• _Given task_:
Give the material again in full, matching it exactly.

• _Information provided_:
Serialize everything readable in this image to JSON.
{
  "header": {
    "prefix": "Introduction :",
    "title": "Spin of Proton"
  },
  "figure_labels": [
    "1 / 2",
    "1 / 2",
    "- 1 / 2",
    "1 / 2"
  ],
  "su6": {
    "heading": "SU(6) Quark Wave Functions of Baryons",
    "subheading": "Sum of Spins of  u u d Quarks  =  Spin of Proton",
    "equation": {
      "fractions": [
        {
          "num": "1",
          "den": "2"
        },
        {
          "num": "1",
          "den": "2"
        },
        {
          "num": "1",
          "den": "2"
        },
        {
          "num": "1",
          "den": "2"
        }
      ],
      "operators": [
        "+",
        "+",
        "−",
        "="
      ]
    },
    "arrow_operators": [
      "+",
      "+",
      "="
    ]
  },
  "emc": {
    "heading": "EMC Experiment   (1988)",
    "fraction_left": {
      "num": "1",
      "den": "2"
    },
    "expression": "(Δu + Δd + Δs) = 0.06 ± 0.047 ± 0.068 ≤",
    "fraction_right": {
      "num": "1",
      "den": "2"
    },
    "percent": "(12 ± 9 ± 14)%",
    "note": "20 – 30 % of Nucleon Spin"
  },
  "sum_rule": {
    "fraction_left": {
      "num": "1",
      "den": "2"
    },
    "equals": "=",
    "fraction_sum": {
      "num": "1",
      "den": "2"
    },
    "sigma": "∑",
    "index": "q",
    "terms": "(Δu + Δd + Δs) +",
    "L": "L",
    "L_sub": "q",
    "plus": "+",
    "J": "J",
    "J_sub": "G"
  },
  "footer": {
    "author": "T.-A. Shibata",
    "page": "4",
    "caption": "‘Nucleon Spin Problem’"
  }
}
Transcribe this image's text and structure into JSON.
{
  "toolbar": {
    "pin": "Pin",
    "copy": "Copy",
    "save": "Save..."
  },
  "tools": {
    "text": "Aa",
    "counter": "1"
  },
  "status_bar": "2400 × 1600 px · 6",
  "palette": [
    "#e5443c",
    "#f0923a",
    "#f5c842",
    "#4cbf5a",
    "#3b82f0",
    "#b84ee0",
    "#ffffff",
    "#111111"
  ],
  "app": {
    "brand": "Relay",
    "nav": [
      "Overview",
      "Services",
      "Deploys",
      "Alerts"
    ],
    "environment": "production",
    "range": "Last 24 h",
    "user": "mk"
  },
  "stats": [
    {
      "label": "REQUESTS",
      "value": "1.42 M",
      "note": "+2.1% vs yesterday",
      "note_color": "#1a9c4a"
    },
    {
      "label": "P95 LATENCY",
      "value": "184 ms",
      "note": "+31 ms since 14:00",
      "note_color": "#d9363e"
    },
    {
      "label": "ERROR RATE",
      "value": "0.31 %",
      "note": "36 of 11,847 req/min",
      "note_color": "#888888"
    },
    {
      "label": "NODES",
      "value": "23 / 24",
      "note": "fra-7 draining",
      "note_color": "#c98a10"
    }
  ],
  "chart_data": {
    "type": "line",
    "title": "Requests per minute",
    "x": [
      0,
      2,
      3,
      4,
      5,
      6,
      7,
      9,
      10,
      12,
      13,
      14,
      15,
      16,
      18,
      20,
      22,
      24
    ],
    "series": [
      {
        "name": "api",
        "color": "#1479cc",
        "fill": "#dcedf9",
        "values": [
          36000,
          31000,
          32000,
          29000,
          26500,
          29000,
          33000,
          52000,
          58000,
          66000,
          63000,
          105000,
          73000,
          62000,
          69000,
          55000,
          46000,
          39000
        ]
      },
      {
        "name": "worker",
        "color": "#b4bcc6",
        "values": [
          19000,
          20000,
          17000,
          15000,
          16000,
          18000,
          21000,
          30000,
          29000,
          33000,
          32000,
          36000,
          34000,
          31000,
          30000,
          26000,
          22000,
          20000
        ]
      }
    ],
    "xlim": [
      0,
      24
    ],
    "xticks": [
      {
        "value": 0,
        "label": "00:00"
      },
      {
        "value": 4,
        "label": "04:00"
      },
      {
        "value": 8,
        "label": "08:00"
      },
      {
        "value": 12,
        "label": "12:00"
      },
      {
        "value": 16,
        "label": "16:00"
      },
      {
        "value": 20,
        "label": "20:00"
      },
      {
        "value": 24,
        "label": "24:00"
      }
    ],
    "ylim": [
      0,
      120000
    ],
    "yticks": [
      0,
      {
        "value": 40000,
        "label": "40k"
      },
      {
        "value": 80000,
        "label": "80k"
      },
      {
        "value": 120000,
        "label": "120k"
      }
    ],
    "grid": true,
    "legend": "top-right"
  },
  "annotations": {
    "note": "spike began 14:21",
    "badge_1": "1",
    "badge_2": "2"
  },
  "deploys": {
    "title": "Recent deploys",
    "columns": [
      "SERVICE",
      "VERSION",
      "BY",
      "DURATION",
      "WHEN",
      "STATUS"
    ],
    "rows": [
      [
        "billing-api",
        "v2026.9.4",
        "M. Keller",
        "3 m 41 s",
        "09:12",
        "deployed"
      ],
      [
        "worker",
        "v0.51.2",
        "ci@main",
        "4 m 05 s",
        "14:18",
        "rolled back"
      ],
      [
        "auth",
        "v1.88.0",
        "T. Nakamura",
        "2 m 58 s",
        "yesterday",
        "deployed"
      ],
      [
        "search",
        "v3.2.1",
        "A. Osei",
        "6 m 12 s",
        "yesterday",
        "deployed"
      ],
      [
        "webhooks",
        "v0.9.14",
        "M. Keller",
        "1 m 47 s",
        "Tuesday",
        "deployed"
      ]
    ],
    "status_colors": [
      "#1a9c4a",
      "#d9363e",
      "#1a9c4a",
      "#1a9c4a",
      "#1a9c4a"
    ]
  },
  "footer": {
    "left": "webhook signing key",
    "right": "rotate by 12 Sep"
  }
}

• _Reply to the exercise_:
Serialize everything readable in this image to JSON.
{
  "header": {
    "prefix": "Introduction :",
    "title": "Spin of Proton"
  },
  "figure_labels": [
    "1 / 2",
    "1 / 2",
    "- 1 / 2",
    "1 / 2"
  ],
  "su6": {
    "heading": "SU(6) Quark Wave Functions of Baryons",
    "subheading": "Sum of Spins of  u u d Quarks  =  Spin of Proton",
    "equation": {
      "fractions": [
        {
          "num": "1",
          "den": "2"
        },
        {
          "num": "1",
          "den": "2"
        },
        {
          "num": "1",
          "den": "2"
        },
        {
          "num": "1",
          "den": "2"
        }
      ],
      "operators": [
        "+",
        "+",
        "−",
        "="
      ]
    },
    "arrow_operators": [
      "+",
      "+",
      "="
    ]
  },
  "emc": {
    "heading": "EMC Experiment   (1988)",
    "fraction_left": {
      "num": "1",
      "den": "2"
    },
    "expression": "(Δu + Δd + Δs) = 0.06 ± 0.047 ± 0.068 ≤",
    "fraction_right": {
      "num": "1",
      "den": "2"
    },
    "percent": "(12 ± 9 ± 14)%",
    "note": "20 – 30 % of Nucleon Spin"
  },
  "sum_rule": {
    "fraction_left": {
      "num": "1",
      "den": "2"
    },
    "equals": "=",
    "fraction_sum": {
      "num": "1",
      "den": "2"
    },
    "sigma": "∑",
    "index": "q",
    "terms": "(Δu + Δd + Δs) +",
    "L": "L",
    "L_sub": "q",
    "plus": "+",
    "J": "J",
    "J_sub": "G"
  },
  "footer": {
    "author": "T.-A. Shibata",
    "page": "4",
    "caption": "‘Nucleon Spin Problem’"
  }
}
Transcribe this image's text and structure into JSON.
{
  "toolbar": {
    "pin": "Pin",
    "copy": "Copy",
    "save": "Save..."
  },
  "tools": {
    "text": "Aa",
    "counter": "1"
  },
  "status_bar": "2400 × 1600 px · 6",
  "palette": [
    "#e5443c",
    "#f0923a",
    "#f5c842",
    "#4cbf5a",
    "#3b82f0",
    "#b84ee0",
    "#ffffff",
    "#111111"
  ],
  "app": {
    "brand": "Relay",
    "nav": [
      "Overview",
      "Services",
      "Deploys",
      "Alerts"
    ],
    "environment": "production",
    "range": "Last 24 h",
    "user": "mk"
  },
  "stats": [
    {
      "label": "REQUESTS",
      "value": "1.42 M",
      "note": "+2.1% vs yesterday",
      "note_color": "#1a9c4a"
    },
    {
      "label": "P95 LATENCY",
      "value": "184 ms",
      "note": "+31 ms since 14:00",
      "note_color": "#d9363e"
    },
    {
      "label": "ERROR RATE",
      "value": "0.31 %",
      "note": "36 of 11,847 req/min",
      "note_color": "#888888"
    },
    {
      "label": "NODES",
      "value": "23 / 24",
      "note": "fra-7 draining",
      "note_color": "#c98a10"
    }
  ],
  "chart_data": {
    "type": "line",
    "title": "Requests per minute",
    "x": [
      0,
      2,
      3,
      4,
      5,
      6,
      7,
      9,
      10,
      12,
      13,
      14,
      15,
      16,
      18,
      20,
      22,
      24
    ],
    "series": [
      {
        "name": "api",
        "color": "#1479cc",
        "fill": "#dcedf9",
        "values": [
          36000,
          31000,
          32000,
          29000,
          26500,
          29000,
          33000,
          52000,
          58000,
          66000,
          63000,
          105000,
          73000,
          62000,
          69000,
          55000,
          46000,
          39000
        ]
      },
      {
        "name": "worker",
        "color": "#b4bcc6",
        "values": [
          19000,
          20000,
          17000,
          15000,
          16000,
          18000,
          21000,
          30000,
          29000,
          33000,
          32000,
          36000,
          34000,
          31000,
          30000,
          26000,
          22000,
          20000
        ]
      }
    ],
    "xlim": [
      0,
      24
    ],
    "xticks": [
      {
        "value": 0,
        "label": "00:00"
      },
      {
        "value": 4,
        "label": "04:00"
      },
      {
        "value": 8,
        "label": "08:00"
      },
      {
        "value": 12,
        "label": "12:00"
      },
      {
        "value": 16,
        "label": "16:00"
      },
      {
        "value": 20,
        "label": "20:00"
      },
      {
        "value": 24,
        "label": "24:00"
      }
    ],
    "ylim": [
      0,
      120000
    ],
    "yticks": [
      0,
      {
        "value": 40000,
        "label": "40k"
      },
      {
        "value": 80000,
        "label": "80k"
      },
      {
        "value": 120000,
        "label": "120k"
      }
    ],
    "grid": true,
    "legend": "top-right"
  },
  "annotations": {
    "note": "spike began 14:21",
    "badge_1": "1",
    "badge_2": "2"
  },
  "deploys": {
    "title": "Recent deploys",
    "columns": [
      "SERVICE",
      "VERSION",
      "BY",
      "DURATION",
      "WHEN",
      "STATUS"
    ],
    "rows": [
      [
        "billing-api",
        "v2026.9.4",
        "M. Keller",
        "3 m 41 s",
        "09:12",
        "deployed"
      ],
      [
        "worker",
        "v0.51.2",
        "ci@main",
        "4 m 05 s",
        "14:18",
        "rolled back"
      ],
      [
        "auth",
        "v1.88.0",
        "T. Nakamura",
        "2 m 58 s",
        "yesterday",
        "deployed"
      ],
      [
        "search",
        "v3.2.1",
        "A. Osei",
        "6 m 12 s",
        "yesterday",
        "deployed"
      ],
      [
        "webhooks",
        "v0.9.14",
        "M. Keller",
        "1 m 47 s",
        "Tuesday",
        "deployed"
      ]
    ],
    "status_colors": [
      "#1a9c4a",
      "#d9363e",
      "#1a9c4a",
      "#1a9c4a",
      "#1a9c4a"
    ]
  },
  "footer": {
    "left": "webhook signing key",
    "right": "rotate by 12 Sep"
  }
}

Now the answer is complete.